# To be done:
Your task is to retype each line of the data below exactly.

(Data extracted from a collection)

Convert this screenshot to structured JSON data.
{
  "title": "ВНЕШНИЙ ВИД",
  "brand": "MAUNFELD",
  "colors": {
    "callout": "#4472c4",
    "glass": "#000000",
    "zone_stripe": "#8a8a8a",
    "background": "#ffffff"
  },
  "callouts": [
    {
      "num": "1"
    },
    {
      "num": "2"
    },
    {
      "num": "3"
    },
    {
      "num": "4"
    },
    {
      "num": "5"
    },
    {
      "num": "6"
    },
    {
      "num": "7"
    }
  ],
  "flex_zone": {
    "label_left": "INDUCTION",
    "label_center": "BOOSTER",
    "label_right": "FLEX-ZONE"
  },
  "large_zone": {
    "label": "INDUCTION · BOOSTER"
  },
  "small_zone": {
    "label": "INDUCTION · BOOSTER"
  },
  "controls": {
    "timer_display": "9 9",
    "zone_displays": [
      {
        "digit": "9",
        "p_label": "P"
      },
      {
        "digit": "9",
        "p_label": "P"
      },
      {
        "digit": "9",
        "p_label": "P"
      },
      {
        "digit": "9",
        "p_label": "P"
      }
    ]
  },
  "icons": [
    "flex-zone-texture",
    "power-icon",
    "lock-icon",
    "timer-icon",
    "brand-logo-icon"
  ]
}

# Output below:
Convert this screenshot to structured JSON data.
{
  "title": "ВНЕШНИЙ ВИД",
  "brand": "MAUNFELD",
  "colors": {
    "callout": "#4472c4",
    "glass": "#000000",
    "zone_stripe": "#8a8a8a",
    "background": "#ffffff"
  },
  "callouts": [
    {
      "num": "1"
    },
    {
      "num": "2"
    },
    {
      "num": "3"
    },
    {
      "num": "4"
    },
    {
      "num": "5"
    },
    {
      "num": "6"
    },
    {
      "num": "7"
    }
  ],
  "flex_zone": {
    "label_left": "INDUCTION",
    "label_center": "BOOSTER",
    "label_right": "FLEX-ZONE"
  },
  "large_zone": {
    "label": "INDUCTION · BOOSTER"
  },
  "small_zone": {
    "label": "INDUCTION · BOOSTER"
  },
  "controls": {
    "timer_display": "9 9",
    "zone_displays": [
      {
        "digit": "9",
        "p_label": "P"
      },
      {
        "digit": "9",
        "p_label": "P"
      },
      {
        "digit": "9",
        "p_label": "P"
      },
      {
        "digit": "9",
        "p_label": "P"
      }
    ]
  },
  "icons": [
    "flex-zone-texture",
    "power-icon",
    "lock-icon",
    "timer-icon",
    "brand-logo-icon"
  ]
}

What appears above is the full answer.